Read the entries below and pull out each line with the string "BLACK".

(Source data)
· · · ·
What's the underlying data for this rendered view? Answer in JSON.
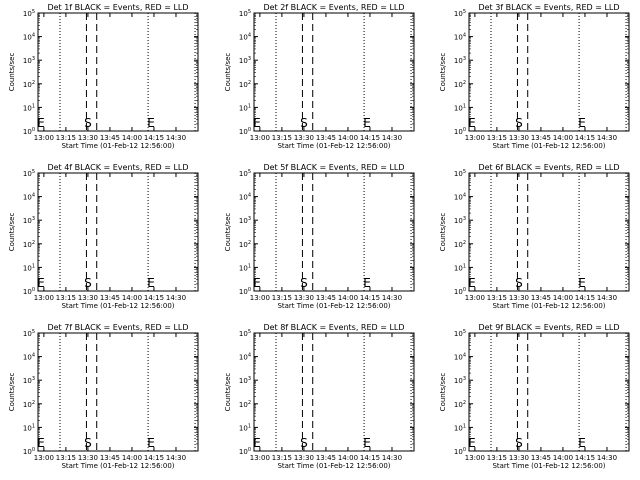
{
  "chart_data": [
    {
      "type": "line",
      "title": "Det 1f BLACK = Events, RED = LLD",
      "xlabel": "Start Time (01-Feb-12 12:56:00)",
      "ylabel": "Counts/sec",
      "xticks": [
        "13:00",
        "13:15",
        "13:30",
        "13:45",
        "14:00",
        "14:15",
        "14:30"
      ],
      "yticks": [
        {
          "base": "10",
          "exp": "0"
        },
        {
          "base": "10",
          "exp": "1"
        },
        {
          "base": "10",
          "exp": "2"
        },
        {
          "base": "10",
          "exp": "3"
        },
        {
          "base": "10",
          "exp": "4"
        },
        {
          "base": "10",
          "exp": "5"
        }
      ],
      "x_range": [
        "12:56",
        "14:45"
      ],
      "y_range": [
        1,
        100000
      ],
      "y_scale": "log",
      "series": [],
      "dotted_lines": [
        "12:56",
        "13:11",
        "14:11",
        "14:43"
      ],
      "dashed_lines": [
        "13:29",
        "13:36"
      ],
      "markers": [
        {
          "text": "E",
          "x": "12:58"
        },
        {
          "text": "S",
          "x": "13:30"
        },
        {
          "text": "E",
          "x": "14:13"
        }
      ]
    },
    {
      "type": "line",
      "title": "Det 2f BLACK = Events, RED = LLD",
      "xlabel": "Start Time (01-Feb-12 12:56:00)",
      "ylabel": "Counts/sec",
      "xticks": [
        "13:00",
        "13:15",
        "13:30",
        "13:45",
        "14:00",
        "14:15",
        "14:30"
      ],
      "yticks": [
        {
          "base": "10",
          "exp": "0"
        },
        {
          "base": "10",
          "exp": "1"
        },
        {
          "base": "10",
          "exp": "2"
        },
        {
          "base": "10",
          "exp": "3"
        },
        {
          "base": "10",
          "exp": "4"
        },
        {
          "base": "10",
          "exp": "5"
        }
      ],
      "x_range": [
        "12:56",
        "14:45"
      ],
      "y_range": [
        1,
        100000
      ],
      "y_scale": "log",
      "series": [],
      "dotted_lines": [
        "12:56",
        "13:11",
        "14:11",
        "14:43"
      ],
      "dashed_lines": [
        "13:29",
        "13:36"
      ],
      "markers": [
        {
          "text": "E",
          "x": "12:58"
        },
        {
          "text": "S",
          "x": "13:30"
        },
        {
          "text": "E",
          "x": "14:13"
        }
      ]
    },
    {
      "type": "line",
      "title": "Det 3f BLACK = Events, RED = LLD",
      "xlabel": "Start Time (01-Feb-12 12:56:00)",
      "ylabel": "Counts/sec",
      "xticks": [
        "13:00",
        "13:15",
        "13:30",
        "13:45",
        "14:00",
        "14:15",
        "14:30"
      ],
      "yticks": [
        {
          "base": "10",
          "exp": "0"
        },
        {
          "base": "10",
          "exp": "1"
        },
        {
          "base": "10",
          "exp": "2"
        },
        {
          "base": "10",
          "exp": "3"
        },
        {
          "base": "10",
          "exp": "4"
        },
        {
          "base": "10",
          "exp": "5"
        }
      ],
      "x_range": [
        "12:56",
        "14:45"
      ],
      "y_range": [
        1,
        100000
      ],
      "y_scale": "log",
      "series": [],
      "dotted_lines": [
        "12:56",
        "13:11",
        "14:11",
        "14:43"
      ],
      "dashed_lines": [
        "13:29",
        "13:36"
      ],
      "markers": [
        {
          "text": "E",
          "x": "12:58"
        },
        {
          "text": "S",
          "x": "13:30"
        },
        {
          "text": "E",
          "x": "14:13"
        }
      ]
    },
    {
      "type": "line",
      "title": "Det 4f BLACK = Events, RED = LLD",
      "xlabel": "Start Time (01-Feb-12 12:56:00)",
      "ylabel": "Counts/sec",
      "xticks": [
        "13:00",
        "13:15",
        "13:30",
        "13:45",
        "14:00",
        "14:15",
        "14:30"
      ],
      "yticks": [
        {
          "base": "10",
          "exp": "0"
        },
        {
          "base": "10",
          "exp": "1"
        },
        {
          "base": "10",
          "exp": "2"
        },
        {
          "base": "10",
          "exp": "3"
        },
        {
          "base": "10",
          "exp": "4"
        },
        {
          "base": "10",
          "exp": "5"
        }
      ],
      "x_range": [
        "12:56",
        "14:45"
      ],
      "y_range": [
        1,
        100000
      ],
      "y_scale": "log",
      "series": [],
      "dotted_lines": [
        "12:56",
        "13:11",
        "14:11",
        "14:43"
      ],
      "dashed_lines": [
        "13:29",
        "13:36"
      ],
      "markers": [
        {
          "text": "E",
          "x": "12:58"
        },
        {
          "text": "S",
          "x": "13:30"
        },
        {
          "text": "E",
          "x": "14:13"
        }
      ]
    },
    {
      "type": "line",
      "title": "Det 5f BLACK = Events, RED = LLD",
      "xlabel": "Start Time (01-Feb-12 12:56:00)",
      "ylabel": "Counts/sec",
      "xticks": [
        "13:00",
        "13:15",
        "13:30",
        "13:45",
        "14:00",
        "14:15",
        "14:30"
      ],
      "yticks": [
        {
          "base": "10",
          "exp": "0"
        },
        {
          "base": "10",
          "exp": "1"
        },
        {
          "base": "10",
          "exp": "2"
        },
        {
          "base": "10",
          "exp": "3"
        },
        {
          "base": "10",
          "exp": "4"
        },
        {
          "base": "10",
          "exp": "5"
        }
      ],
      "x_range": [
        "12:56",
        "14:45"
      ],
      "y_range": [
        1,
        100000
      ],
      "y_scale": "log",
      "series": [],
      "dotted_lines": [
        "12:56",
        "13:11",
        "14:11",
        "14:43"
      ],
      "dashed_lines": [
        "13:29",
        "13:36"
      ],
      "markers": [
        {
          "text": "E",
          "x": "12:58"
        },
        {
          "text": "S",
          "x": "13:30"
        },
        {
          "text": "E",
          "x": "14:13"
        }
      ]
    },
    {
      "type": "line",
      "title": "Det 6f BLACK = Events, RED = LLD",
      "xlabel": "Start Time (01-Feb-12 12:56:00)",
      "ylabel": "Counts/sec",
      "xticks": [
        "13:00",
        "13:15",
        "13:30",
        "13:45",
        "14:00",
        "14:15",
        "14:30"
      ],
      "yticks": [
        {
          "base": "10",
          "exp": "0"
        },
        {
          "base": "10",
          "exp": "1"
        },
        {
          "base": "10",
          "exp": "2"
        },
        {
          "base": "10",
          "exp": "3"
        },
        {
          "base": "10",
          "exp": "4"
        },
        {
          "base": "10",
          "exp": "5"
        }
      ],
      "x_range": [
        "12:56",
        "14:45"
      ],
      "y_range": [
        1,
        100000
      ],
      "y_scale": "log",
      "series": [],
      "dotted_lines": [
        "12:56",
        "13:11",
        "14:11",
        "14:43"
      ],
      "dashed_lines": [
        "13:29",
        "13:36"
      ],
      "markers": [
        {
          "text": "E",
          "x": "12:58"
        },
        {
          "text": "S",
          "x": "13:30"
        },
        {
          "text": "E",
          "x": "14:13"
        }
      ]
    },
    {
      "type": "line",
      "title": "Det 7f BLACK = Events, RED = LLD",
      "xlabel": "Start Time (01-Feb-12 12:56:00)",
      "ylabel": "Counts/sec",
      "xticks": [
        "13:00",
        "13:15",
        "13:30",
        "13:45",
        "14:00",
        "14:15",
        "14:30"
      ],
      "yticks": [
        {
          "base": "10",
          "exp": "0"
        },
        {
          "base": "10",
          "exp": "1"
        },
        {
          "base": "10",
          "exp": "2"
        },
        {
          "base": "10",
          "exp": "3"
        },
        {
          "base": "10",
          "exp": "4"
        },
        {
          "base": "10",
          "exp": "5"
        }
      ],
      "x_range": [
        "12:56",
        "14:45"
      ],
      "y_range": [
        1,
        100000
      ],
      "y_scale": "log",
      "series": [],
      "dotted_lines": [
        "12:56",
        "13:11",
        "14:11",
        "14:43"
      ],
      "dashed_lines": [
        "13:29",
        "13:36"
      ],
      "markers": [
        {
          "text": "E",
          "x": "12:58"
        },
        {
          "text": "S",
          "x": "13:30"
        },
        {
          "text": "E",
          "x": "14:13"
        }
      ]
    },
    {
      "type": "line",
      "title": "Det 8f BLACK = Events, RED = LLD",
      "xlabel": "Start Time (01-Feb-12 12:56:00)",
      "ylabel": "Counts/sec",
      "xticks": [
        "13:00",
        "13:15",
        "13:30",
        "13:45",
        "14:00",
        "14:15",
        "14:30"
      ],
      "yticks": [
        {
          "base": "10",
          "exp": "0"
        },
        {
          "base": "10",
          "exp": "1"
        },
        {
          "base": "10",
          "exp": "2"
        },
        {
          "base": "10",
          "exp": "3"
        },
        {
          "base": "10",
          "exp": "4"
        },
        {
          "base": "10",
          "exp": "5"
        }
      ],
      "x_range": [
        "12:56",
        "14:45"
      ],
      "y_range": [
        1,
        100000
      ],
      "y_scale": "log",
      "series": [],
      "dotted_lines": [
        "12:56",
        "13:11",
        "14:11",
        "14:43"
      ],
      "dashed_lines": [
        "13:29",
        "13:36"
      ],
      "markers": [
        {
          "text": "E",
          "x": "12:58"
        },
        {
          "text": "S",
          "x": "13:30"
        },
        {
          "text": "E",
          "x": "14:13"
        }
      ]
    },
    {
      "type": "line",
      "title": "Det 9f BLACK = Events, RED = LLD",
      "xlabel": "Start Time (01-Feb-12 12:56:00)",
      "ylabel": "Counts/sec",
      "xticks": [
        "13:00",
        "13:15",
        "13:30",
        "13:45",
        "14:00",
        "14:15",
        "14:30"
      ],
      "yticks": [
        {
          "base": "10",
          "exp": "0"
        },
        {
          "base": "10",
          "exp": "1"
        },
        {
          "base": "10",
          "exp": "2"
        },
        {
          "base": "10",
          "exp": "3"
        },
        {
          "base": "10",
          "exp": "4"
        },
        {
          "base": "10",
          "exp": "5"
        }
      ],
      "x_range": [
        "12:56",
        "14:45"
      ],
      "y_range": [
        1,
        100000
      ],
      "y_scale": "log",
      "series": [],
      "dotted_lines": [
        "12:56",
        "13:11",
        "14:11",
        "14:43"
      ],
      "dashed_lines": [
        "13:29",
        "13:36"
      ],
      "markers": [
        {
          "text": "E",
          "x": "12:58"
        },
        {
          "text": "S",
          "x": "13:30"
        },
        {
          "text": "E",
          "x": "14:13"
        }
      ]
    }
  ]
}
· · · ·
[Full answer]
      "title": "Det 1f BLACK = Events, RED = LLD",
      "title": "Det 2f BLACK = Events, RED = LLD",
      "title": "Det 3f BLACK = Events, RED = LLD",
      "title": "Det 4f BLACK = Events, RED = LLD",
      "title": "Det 5f BLACK = Events, RED = LLD",
      "title": "Det 6f BLACK = Events, RED = LLD",
      "title": "Det 7f BLACK = Events, RED = LLD",
      "title": "Det 8f BLACK = Events, RED = LLD",
      "title": "Det 9f BLACK = Events, RED = LLD",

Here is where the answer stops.